Written request
Copy every line of the entries that includes the word "למחות".

Data entries:
**********

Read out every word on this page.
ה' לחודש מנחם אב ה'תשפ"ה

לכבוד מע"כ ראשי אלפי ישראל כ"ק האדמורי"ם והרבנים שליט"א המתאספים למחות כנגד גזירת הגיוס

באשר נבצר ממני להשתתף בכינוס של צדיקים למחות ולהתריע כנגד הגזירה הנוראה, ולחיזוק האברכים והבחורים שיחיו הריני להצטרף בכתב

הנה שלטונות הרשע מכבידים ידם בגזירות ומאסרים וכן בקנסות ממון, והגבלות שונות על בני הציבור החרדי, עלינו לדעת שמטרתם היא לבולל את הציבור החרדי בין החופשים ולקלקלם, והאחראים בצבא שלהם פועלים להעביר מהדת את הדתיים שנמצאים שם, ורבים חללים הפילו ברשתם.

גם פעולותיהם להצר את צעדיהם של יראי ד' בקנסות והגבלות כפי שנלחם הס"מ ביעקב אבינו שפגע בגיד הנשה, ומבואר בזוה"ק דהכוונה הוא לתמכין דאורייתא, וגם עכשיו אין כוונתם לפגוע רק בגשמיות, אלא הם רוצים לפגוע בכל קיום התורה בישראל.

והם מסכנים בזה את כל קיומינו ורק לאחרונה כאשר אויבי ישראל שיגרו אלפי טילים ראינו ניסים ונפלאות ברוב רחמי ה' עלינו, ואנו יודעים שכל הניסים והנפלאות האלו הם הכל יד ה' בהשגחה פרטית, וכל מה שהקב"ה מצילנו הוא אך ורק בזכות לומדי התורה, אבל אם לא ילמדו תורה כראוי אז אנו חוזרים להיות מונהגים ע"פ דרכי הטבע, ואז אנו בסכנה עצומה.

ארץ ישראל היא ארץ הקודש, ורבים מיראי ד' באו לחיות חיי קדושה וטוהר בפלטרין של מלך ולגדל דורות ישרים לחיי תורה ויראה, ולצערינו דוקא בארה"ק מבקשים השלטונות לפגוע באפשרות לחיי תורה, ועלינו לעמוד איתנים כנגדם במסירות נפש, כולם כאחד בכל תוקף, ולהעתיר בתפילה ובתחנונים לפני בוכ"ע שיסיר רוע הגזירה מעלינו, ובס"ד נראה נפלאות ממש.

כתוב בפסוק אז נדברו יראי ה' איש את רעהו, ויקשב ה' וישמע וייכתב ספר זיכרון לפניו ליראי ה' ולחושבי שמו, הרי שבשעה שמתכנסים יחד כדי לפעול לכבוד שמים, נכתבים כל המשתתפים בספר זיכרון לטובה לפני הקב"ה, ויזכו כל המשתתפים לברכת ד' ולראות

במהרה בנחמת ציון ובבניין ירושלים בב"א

**********

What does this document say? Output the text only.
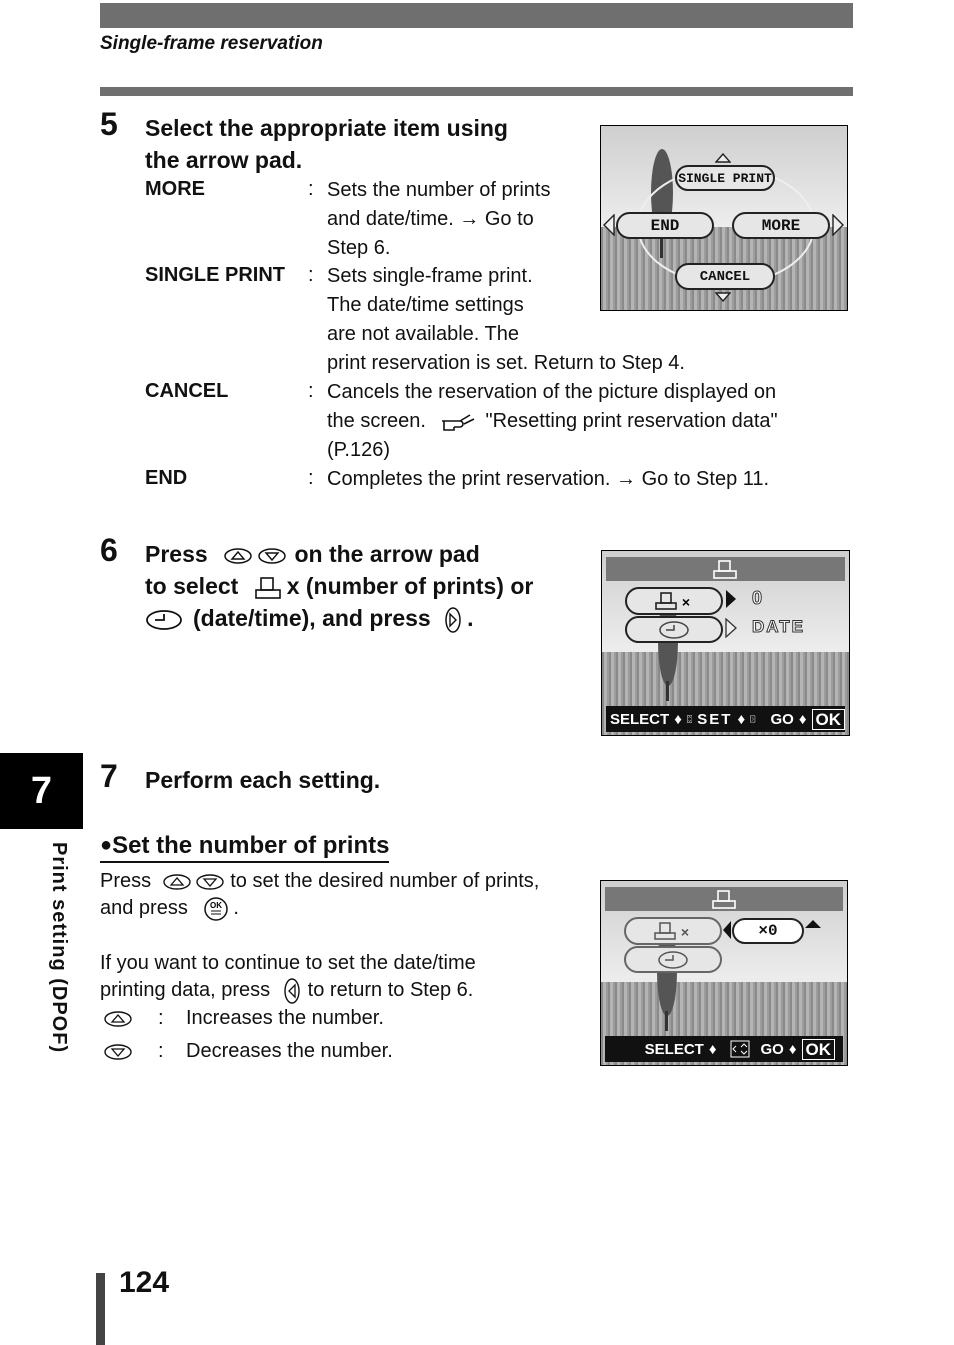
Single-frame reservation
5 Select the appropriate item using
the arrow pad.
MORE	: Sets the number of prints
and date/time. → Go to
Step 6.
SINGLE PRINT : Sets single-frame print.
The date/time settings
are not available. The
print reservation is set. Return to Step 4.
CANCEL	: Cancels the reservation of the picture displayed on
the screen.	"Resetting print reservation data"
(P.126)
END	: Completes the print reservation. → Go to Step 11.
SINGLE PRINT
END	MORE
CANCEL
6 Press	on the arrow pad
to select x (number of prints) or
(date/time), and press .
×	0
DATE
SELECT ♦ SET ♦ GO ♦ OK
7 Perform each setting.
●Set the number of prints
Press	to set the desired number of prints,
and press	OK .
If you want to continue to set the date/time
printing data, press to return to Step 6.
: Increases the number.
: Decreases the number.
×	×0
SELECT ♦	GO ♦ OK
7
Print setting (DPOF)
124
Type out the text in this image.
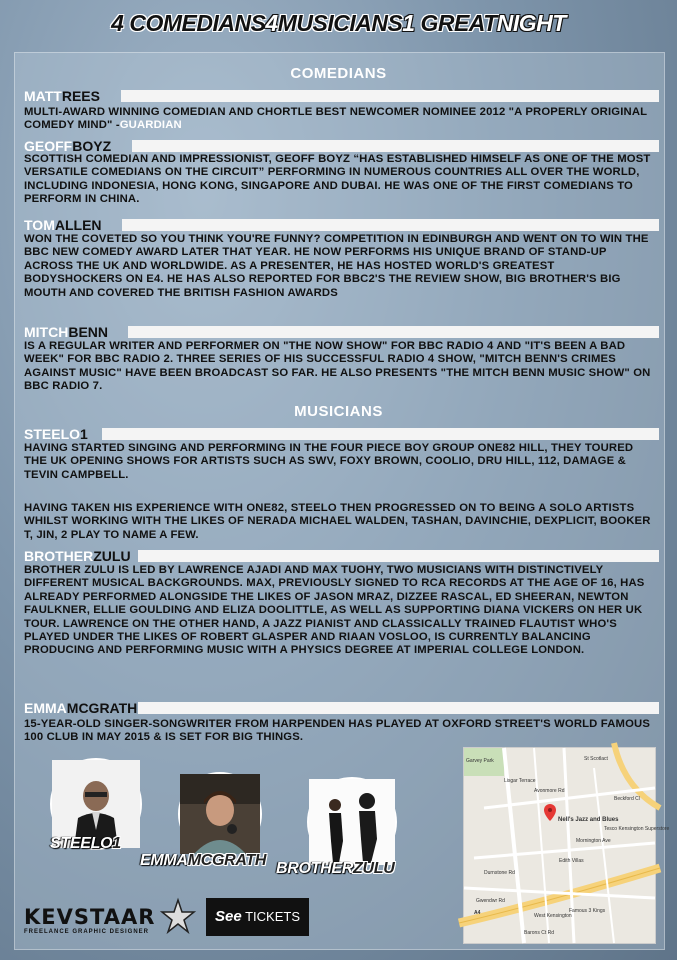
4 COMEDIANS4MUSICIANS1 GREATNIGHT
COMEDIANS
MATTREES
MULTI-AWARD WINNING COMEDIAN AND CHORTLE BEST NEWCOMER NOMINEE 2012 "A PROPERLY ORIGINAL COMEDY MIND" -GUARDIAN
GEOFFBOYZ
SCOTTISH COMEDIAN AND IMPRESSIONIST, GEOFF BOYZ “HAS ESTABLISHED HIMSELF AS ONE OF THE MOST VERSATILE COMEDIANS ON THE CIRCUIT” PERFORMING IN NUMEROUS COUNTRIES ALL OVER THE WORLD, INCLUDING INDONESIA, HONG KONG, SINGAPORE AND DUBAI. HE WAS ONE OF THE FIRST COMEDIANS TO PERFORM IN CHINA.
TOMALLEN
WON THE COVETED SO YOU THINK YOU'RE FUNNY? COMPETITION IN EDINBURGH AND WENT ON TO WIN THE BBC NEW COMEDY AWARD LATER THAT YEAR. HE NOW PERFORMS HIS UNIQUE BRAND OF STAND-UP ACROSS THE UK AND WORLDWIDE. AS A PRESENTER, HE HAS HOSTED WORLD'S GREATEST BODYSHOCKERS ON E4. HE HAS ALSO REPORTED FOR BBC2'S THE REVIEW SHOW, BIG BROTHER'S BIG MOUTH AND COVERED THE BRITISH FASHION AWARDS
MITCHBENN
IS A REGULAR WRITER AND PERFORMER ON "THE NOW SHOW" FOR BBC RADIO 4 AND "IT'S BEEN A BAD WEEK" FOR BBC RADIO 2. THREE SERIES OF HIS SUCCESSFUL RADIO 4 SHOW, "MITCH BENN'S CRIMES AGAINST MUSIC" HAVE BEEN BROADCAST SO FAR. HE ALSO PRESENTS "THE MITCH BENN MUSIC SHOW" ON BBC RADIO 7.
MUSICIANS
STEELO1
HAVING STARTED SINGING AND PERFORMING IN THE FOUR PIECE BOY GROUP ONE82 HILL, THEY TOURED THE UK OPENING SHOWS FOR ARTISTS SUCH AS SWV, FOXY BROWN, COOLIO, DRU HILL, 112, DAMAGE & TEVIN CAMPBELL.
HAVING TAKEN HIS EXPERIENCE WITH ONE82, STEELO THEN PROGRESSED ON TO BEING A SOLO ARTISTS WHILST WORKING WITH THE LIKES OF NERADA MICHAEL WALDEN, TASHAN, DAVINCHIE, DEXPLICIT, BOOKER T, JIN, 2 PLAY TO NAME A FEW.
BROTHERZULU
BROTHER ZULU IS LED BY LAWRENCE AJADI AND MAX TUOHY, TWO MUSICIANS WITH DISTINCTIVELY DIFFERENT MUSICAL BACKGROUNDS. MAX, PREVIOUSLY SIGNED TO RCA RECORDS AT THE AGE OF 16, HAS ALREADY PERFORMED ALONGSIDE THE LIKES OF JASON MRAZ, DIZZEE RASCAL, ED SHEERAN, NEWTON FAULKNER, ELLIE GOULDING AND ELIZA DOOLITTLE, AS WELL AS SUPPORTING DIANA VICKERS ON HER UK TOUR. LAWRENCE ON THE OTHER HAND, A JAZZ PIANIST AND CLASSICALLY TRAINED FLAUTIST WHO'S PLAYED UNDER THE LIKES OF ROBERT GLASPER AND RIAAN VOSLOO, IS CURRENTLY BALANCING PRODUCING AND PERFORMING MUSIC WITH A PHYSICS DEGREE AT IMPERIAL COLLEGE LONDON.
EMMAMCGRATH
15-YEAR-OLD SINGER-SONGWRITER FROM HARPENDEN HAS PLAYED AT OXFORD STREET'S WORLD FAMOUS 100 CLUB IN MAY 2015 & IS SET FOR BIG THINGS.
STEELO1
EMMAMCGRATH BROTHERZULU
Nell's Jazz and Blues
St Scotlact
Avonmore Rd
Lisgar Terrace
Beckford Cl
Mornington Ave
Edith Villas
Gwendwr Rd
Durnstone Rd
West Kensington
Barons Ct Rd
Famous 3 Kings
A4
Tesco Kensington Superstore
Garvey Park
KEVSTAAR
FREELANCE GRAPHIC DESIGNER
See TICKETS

**********

Output for this exercise
לכבוד מע"כ ראשי אלפי ישראל כ"ק האדמורי"ם והרבנים שליט"א המתאספים למחות כנגד גזירת הגיוס
באשר נבצר ממני להשתתף בכינוס של צדיקים למחות ולהתריע כנגד הגזירה הנוראה, ולחיזוק האברכים והבחורים שיחיו הריני להצטרף בכתב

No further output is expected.